■ Exercise instructions ■
Write out again only the lines between the one with "Output a JSON" and the end of the records below, both ends counted, and don't include the pictures.

■ Extracts from a graphics dataset ■
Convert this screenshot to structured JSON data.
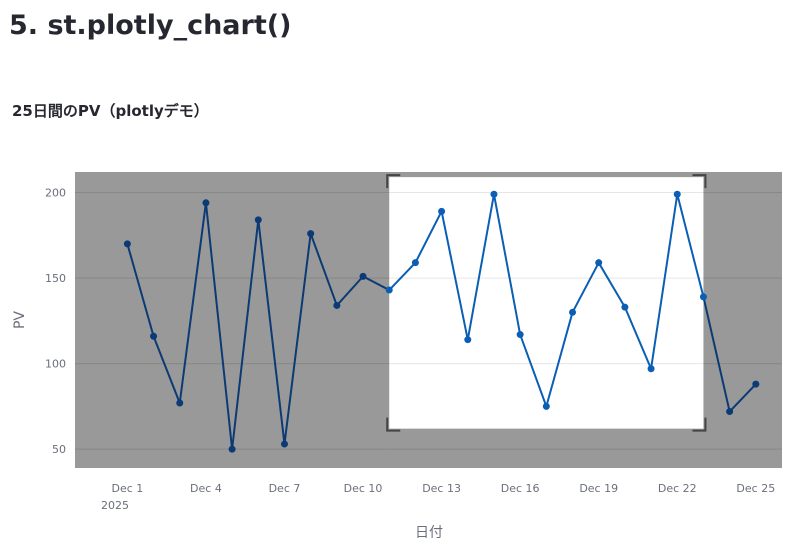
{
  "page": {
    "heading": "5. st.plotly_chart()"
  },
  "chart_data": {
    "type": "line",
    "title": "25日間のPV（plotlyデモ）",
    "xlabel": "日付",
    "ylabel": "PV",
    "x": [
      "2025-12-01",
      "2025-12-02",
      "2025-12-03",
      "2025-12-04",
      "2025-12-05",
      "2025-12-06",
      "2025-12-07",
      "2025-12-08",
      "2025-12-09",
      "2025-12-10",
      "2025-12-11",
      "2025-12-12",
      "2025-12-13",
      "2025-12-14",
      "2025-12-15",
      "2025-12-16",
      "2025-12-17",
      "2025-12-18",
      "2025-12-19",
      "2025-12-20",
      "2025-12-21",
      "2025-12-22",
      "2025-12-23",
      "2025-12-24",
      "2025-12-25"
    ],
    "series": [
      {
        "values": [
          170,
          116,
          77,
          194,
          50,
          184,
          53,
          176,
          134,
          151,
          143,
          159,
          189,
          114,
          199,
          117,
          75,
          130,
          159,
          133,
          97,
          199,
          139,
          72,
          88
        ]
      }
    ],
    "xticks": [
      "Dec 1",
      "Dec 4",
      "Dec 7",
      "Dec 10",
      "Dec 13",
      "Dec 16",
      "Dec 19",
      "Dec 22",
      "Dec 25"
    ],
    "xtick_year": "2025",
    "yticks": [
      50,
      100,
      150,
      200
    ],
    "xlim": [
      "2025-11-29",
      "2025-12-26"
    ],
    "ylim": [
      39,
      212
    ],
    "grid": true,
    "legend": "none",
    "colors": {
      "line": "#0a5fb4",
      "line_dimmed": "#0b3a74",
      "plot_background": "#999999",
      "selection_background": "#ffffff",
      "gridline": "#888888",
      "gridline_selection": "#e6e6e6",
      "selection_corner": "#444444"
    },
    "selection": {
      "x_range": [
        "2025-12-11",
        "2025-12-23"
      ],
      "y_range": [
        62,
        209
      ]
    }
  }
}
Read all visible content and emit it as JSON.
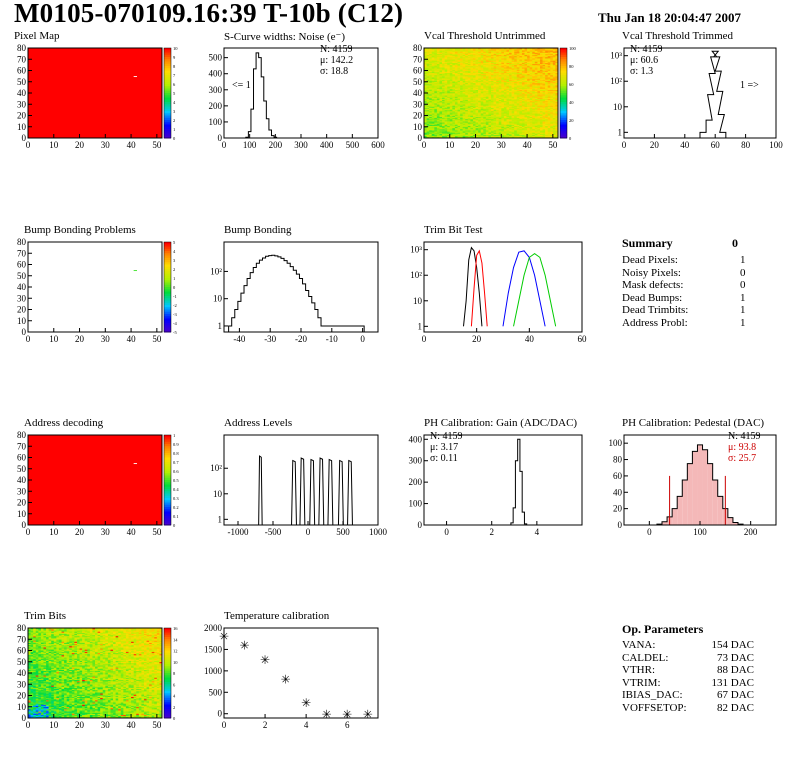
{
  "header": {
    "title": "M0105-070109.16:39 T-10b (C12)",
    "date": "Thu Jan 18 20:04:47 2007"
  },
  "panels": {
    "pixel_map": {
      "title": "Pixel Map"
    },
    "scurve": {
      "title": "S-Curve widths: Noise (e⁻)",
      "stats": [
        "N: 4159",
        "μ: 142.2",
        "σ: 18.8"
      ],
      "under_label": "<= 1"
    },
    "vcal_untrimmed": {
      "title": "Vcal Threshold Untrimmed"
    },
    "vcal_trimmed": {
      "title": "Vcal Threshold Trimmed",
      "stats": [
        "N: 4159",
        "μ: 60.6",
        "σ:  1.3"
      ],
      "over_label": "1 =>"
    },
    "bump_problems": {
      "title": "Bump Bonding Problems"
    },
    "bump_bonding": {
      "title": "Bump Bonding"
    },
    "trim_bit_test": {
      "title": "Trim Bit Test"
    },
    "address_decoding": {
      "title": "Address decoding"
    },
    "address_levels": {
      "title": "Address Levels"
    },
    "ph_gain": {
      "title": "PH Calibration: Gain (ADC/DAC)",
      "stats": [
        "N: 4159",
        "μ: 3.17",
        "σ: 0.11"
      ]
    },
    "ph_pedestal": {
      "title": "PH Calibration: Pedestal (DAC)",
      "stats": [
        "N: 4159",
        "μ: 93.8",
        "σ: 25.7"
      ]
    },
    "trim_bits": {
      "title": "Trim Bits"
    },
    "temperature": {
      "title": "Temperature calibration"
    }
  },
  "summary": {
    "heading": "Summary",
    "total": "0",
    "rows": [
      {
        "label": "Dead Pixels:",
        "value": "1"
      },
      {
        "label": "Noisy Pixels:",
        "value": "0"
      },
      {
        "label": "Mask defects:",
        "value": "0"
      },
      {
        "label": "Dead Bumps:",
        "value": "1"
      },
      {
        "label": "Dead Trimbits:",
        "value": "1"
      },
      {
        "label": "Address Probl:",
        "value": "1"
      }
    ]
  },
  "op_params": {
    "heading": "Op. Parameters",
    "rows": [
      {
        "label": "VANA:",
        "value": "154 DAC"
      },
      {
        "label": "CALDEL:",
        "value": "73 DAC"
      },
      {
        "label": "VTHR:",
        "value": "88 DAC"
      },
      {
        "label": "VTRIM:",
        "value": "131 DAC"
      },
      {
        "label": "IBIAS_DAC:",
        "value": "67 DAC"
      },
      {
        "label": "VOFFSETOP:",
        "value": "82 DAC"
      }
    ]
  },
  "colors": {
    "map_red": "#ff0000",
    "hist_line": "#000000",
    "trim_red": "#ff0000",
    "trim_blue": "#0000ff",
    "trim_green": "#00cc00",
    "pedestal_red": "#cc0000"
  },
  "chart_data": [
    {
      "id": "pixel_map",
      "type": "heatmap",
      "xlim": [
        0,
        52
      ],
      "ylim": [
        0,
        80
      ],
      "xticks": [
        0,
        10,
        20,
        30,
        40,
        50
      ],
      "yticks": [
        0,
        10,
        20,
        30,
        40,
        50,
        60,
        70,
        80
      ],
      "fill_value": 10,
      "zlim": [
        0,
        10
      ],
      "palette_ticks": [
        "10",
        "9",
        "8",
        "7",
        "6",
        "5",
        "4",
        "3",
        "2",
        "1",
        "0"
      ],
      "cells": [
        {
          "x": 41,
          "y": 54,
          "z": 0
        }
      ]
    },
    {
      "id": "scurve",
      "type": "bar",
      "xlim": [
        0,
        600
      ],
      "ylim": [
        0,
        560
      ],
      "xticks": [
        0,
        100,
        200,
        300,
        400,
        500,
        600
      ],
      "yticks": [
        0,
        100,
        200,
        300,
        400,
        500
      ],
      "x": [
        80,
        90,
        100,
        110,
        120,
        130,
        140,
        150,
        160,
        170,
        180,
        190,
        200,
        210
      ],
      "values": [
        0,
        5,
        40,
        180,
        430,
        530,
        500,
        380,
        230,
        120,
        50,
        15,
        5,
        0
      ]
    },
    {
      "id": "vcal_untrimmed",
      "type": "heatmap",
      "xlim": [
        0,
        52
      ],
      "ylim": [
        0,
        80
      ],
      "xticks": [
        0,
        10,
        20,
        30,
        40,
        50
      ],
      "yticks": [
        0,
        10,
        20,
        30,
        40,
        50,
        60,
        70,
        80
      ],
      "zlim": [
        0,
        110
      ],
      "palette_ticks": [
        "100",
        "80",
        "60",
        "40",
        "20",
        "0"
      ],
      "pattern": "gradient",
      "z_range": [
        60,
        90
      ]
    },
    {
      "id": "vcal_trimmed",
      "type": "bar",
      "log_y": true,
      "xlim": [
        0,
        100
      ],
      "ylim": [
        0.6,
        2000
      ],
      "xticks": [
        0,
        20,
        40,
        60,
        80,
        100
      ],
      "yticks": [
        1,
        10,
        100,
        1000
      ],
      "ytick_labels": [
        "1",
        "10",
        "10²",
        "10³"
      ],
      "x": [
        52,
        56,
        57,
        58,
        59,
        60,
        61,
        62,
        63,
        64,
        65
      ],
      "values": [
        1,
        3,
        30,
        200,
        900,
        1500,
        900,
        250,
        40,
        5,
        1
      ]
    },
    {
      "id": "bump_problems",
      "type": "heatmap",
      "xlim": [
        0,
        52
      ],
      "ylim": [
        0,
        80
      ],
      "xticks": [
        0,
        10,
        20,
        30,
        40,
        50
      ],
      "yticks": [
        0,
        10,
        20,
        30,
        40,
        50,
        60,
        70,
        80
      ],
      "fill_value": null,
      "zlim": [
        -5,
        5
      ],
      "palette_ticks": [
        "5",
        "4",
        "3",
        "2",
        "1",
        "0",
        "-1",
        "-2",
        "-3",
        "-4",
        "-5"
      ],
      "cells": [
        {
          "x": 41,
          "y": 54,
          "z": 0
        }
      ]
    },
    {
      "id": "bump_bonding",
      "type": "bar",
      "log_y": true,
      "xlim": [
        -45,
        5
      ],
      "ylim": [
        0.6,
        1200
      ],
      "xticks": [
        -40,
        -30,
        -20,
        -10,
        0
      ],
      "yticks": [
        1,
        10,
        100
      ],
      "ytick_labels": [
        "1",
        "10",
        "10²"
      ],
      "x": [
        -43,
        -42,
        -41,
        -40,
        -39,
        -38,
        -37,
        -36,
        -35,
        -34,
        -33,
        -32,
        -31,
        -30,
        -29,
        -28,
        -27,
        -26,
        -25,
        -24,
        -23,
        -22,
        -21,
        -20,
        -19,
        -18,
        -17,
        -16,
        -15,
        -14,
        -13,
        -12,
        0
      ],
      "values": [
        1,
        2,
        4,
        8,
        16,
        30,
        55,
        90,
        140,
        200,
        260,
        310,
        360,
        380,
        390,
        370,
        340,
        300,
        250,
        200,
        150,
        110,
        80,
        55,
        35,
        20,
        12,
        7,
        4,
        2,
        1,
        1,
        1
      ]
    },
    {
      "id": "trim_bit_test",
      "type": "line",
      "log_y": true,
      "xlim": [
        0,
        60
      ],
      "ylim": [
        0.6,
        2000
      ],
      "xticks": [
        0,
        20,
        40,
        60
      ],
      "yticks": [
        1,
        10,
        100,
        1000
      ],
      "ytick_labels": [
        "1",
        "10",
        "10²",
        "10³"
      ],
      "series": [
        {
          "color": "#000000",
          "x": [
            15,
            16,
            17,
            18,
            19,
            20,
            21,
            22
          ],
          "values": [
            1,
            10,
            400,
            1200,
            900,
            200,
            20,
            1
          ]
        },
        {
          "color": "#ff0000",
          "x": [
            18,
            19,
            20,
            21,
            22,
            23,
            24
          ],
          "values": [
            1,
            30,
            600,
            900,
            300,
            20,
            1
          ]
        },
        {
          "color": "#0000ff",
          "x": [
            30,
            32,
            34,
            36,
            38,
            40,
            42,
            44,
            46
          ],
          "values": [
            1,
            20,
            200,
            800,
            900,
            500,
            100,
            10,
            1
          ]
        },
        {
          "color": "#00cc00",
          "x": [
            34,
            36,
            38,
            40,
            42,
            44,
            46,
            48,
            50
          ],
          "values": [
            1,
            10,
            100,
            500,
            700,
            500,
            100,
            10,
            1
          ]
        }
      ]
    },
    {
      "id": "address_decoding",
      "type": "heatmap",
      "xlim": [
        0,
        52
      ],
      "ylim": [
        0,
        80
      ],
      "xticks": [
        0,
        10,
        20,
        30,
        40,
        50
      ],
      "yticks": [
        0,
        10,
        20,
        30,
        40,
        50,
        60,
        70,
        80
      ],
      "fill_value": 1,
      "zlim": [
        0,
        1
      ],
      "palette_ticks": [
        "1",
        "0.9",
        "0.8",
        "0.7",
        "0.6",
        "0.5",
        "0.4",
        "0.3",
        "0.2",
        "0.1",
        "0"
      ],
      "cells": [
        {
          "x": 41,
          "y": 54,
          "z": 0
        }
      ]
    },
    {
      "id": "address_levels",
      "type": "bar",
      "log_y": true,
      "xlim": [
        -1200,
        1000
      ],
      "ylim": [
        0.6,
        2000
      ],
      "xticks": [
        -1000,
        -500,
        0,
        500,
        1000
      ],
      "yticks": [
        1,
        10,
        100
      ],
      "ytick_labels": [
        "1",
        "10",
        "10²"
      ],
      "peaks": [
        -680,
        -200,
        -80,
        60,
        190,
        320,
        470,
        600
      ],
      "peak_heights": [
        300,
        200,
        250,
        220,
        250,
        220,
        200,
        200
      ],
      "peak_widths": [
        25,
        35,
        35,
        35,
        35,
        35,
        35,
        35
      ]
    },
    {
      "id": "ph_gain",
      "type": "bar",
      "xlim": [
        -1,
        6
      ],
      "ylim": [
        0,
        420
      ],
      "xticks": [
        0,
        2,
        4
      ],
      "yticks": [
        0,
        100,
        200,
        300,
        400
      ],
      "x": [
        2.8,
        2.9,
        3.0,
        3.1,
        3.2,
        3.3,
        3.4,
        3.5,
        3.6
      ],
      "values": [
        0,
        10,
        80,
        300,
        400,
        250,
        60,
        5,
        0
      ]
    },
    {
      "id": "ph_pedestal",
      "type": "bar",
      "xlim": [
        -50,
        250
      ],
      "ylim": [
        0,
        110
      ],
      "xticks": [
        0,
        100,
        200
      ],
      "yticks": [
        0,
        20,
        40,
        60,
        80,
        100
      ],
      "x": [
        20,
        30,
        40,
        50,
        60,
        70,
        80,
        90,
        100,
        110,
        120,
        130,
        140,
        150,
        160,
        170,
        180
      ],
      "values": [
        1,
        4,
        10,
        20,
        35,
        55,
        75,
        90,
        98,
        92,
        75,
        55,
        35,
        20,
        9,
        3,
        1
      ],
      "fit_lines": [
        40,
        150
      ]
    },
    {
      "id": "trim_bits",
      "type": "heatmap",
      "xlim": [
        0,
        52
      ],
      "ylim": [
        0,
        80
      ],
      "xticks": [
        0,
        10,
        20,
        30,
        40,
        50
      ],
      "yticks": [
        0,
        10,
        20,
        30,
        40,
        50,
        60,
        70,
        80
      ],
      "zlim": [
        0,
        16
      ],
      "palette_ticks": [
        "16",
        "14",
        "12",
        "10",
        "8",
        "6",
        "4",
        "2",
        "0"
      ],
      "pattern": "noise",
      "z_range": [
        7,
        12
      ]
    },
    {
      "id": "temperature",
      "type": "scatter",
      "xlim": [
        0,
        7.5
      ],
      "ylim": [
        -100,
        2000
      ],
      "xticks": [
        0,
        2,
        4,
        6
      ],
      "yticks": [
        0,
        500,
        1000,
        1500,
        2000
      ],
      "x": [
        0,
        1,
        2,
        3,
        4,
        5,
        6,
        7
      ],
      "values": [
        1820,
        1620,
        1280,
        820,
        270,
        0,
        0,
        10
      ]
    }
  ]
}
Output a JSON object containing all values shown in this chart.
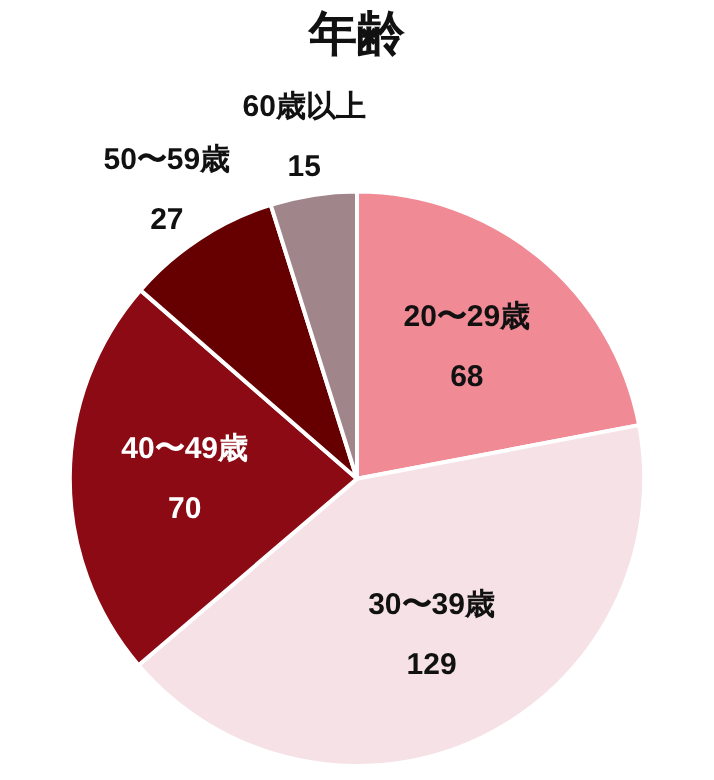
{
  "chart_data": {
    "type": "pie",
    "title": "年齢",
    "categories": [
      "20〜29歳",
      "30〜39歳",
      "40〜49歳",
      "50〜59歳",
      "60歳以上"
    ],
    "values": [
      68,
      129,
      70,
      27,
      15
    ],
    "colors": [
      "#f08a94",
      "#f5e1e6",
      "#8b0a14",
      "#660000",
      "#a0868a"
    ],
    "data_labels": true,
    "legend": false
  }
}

■ The solution ■
Output a JSON object containing all values shown in this chart.
{
  "chart_data": {
    "type": "pie",
    "title": "年齢",
    "categories": [
      "20〜29歳",
      "30〜39歳",
      "40〜49歳",
      "50〜59歳",
      "60歳以上"
    ],
    "values": [
      68,
      129,
      70,
      27,
      15
    ],
    "colors": [
      "#f08a94",
      "#f5e1e6",
      "#8b0a14",
      "#660000",
      "#a0868a"
    ],
    "data_labels": true,
    "legend": false
  }
}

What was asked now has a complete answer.